-------- Data excerpts

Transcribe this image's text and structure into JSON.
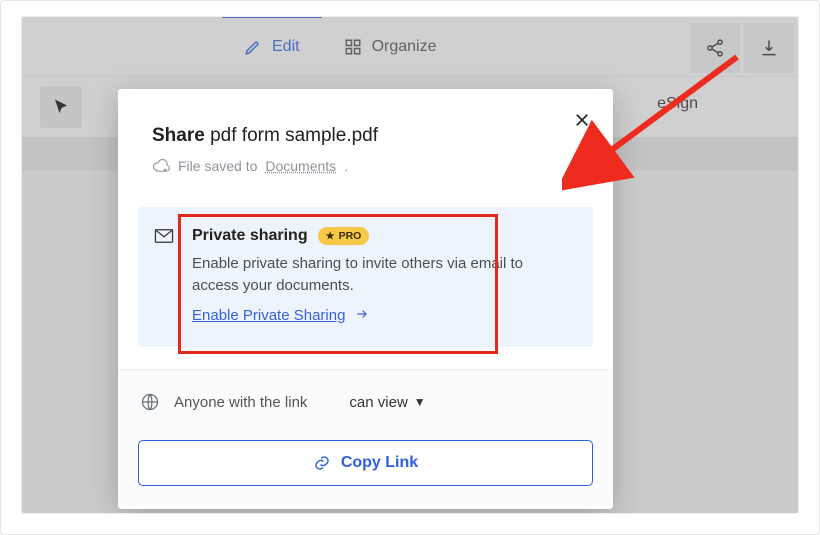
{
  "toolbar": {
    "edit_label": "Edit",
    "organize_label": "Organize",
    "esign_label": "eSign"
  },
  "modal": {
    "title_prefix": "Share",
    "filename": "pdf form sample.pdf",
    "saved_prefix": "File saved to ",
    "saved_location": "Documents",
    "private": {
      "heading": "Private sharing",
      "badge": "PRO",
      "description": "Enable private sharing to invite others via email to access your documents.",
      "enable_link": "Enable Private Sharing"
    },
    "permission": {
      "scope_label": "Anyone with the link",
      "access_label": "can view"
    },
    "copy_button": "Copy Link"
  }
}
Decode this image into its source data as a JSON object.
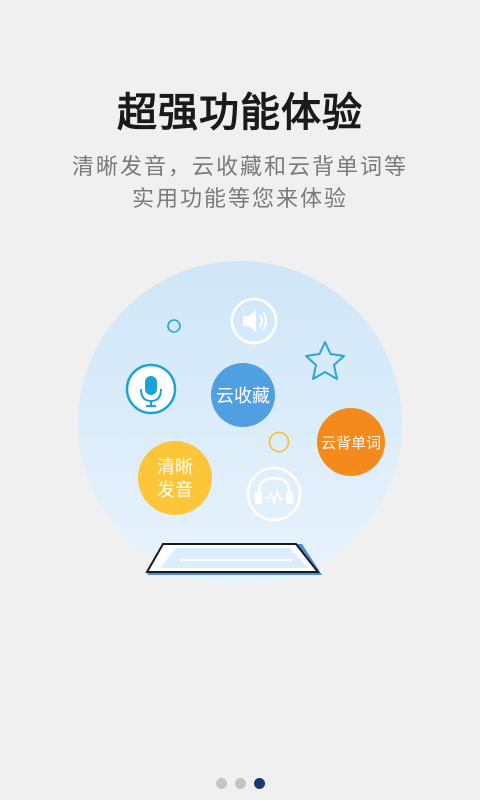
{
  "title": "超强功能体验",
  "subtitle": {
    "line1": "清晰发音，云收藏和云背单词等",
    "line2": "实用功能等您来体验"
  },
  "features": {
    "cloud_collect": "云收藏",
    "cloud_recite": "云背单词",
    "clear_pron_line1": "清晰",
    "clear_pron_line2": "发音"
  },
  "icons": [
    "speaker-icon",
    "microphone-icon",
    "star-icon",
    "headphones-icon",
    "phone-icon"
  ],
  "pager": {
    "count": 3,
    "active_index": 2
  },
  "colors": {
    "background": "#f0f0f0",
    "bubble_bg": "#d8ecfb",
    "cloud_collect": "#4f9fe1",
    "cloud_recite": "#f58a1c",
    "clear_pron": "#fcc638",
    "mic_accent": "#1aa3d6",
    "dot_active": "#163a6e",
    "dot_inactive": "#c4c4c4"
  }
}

----------------

* **Goal**:
Give every line above again exactly, with no pictures.

* **Exercise output**:
Transcribe this image's text and structure into JSON.
{
  "toolbar": {
    "edit_label": "Edit",
    "organize_label": "Organize",
    "esign_label": "eSign"
  },
  "modal": {
    "title_prefix": "Share",
    "filename": "pdf form sample.pdf",
    "saved_prefix": "File saved to ",
    "saved_location": "Documents",
    "private": {
      "heading": "Private sharing",
      "badge": "PRO",
      "description": "Enable private sharing to invite others via email to access your documents.",
      "enable_link": "Enable Private Sharing"
    },
    "permission": {
      "scope_label": "Anyone with the link",
      "access_label": "can view"
    },
    "copy_button": "Copy Link"
  }
}
Decode this image into its source data as a JSON object.
{
  "title": "超强功能体验",
  "subtitle": {
    "line1": "清晰发音，云收藏和云背单词等",
    "line2": "实用功能等您来体验"
  },
  "features": {
    "cloud_collect": "云收藏",
    "cloud_recite": "云背单词",
    "clear_pron_line1": "清晰",
    "clear_pron_line2": "发音"
  },
  "icons": [
    "speaker-icon",
    "microphone-icon",
    "star-icon",
    "headphones-icon",
    "phone-icon"
  ],
  "pager": {
    "count": 3,
    "active_index": 2
  },
  "colors": {
    "background": "#f0f0f0",
    "bubble_bg": "#d8ecfb",
    "cloud_collect": "#4f9fe1",
    "cloud_recite": "#f58a1c",
    "clear_pron": "#fcc638",
    "mic_accent": "#1aa3d6",
    "dot_active": "#163a6e",
    "dot_inactive": "#c4c4c4"
  }
}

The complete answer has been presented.